# Document start

Skip to main content

Lightweight tools for working with GLEIF LEI data: preprocess, load, fuzzy query.

Project description

GoodGLEIF

Lightweight tools for working with GLEIF LEI data: preprocess, load, and fuzzy query company information.

Features

  • Smart Data Loading: Automatically finds and loads GLEIF data from multiple sources
  • Fuzzy Matching: Advanced company name matching with multiple strategies
  • Multiple Matching Strategies: Canonical, brief, and best matching approaches

Installation

pip install goodgleif

Quick Start

Basic Company Matching

from goodgleif.companymatcher import CompanyMatcher

# Initialize (data loads automatically on first match)
gg = CompanyMatcher()

# Search for companies (loads data automatically if needed)
matches = gg.match_best("Apple", limit=3, min_score=70)

print(f"Searching for: 'Apple'")
print("-" * 40)

for i, match in enumerate(matches, 1):
    print(f"{i}. {match['original_name']}")
    print(f"   Score: {match['canonical_name']}")
    print(f"   LEI: {match['lei']}")

# Document end

- _Goal 1_
Rewrite the GoodGLEIF project description from "Skip to main" to "query company information.", renaming "preprocess" as "clean".
The records have no connection to the GoodGLEIF project description.

# Extracted information start

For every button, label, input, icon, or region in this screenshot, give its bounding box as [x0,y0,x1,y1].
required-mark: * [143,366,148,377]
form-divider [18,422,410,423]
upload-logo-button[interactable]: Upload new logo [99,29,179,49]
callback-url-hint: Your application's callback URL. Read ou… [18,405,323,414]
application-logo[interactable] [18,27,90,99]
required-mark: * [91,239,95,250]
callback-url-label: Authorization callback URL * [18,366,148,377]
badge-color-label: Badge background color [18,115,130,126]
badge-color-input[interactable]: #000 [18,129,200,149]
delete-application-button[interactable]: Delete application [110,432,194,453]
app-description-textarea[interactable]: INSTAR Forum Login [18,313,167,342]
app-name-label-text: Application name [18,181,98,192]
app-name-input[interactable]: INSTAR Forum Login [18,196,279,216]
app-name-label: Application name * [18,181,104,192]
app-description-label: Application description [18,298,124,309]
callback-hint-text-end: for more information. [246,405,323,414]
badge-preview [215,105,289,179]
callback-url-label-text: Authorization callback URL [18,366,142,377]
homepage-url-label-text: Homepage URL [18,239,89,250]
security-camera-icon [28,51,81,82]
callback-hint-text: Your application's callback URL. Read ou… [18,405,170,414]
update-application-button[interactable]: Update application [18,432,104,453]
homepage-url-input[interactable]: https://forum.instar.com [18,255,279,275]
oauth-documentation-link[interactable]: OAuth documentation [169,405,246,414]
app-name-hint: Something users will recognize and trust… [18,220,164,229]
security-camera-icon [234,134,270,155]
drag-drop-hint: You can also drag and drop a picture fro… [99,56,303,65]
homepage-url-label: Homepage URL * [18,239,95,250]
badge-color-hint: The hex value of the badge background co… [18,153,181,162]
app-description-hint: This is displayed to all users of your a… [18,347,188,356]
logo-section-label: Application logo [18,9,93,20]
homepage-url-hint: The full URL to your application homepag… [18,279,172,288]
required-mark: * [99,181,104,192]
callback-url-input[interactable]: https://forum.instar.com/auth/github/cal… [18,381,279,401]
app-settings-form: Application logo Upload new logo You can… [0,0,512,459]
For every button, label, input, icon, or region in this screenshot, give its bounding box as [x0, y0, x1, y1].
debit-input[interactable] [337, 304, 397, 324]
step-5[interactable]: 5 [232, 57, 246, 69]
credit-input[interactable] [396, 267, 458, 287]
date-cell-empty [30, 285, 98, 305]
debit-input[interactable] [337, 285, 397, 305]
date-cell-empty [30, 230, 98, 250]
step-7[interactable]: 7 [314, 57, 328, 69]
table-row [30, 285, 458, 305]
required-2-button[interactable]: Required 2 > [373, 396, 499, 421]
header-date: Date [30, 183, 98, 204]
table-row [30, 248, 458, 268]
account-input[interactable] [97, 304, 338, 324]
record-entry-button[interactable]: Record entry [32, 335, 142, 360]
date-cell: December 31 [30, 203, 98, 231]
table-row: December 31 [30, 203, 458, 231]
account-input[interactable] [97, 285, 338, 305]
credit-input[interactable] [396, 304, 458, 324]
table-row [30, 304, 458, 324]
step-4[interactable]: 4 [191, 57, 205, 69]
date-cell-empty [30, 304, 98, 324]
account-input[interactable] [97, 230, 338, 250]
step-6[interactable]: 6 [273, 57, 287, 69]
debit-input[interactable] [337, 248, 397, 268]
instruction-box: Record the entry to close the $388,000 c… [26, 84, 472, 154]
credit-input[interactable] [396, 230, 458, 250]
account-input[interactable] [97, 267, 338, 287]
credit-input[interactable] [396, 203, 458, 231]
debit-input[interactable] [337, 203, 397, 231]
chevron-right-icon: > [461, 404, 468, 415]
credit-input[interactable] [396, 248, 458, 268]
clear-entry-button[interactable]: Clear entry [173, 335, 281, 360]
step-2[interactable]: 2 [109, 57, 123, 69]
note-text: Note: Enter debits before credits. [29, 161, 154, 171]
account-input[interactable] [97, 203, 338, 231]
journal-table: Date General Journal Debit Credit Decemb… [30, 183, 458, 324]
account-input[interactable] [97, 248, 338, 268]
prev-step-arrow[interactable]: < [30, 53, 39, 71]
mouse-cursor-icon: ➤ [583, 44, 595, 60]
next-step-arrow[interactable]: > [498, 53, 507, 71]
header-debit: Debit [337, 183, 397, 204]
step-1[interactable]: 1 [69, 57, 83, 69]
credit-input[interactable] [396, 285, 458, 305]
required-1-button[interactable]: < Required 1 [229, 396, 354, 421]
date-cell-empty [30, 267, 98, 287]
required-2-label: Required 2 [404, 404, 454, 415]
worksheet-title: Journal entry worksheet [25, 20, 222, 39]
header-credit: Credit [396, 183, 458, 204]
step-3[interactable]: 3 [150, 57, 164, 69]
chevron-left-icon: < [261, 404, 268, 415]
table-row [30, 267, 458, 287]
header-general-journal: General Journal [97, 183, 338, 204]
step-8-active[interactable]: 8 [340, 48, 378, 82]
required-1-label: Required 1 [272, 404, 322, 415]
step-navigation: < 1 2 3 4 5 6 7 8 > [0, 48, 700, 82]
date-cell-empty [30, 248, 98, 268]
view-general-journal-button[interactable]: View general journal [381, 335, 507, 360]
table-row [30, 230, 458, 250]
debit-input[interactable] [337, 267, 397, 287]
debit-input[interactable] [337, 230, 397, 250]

# Extracted information end

- _Goal 2_
Retype the records from their first line through the line containing "y0, x1, y1].", including both of those lines.

- _Output 1_
Skip to main content

Lightweight tools for working with GLEIF LEI data: clean, load, fuzzy query.

Project description

GoodGLEIF

Lightweight tools for working with GLEIF LEI data: clean, load, and fuzzy query company information.

- _Output 2_
For every button, label, input, icon, or region in this screenshot, give its bounding box as [x0,y0,x1,y1].
required-mark: * [143,366,148,377]
form-divider [18,422,410,423]
upload-logo-button[interactable]: Upload new logo [99,29,179,49]
callback-url-hint: Your application's callback URL. Read ou… [18,405,323,414]
application-logo[interactable] [18,27,90,99]
required-mark: * [91,239,95,250]
callback-url-label: Authorization callback URL * [18,366,148,377]
badge-color-label: Badge background color [18,115,130,126]
badge-color-input[interactable]: #000 [18,129,200,149]
delete-application-button[interactable]: Delete application [110,432,194,453]
app-description-textarea[interactable]: INSTAR Forum Login [18,313,167,342]
app-name-label-text: Application name [18,181,98,192]
app-name-input[interactable]: INSTAR Forum Login [18,196,279,216]
app-name-label: Application name * [18,181,104,192]
app-description-label: Application description [18,298,124,309]
callback-hint-text-end: for more information. [246,405,323,414]
badge-preview [215,105,289,179]
callback-url-label-text: Authorization callback URL [18,366,142,377]
homepage-url-label-text: Homepage URL [18,239,89,250]
security-camera-icon [28,51,81,82]
callback-hint-text: Your application's callback URL. Read ou… [18,405,170,414]
update-application-button[interactable]: Update application [18,432,104,453]
homepage-url-input[interactable]: https://forum.instar.com [18,255,279,275]
oauth-documentation-link[interactable]: OAuth documentation [169,405,246,414]
app-name-hint: Something users will recognize and trust… [18,220,164,229]
security-camera-icon [234,134,270,155]
drag-drop-hint: You can also drag and drop a picture fro… [99,56,303,65]
homepage-url-label: Homepage URL * [18,239,95,250]
badge-color-hint: The hex value of the badge background co… [18,153,181,162]
app-description-hint: This is displayed to all users of your a… [18,347,188,356]
logo-section-label: Application logo [18,9,93,20]
homepage-url-hint: The full URL to your application homepag… [18,279,172,288]
required-mark: * [99,181,104,192]
callback-url-input[interactable]: https://forum.instar.com/auth/github/cal… [18,381,279,401]
app-settings-form: Application logo Upload new logo You can… [0,0,512,459]
For every button, label, input, icon, or region in this screenshot, give its bounding box as [x0, y0, x1, y1].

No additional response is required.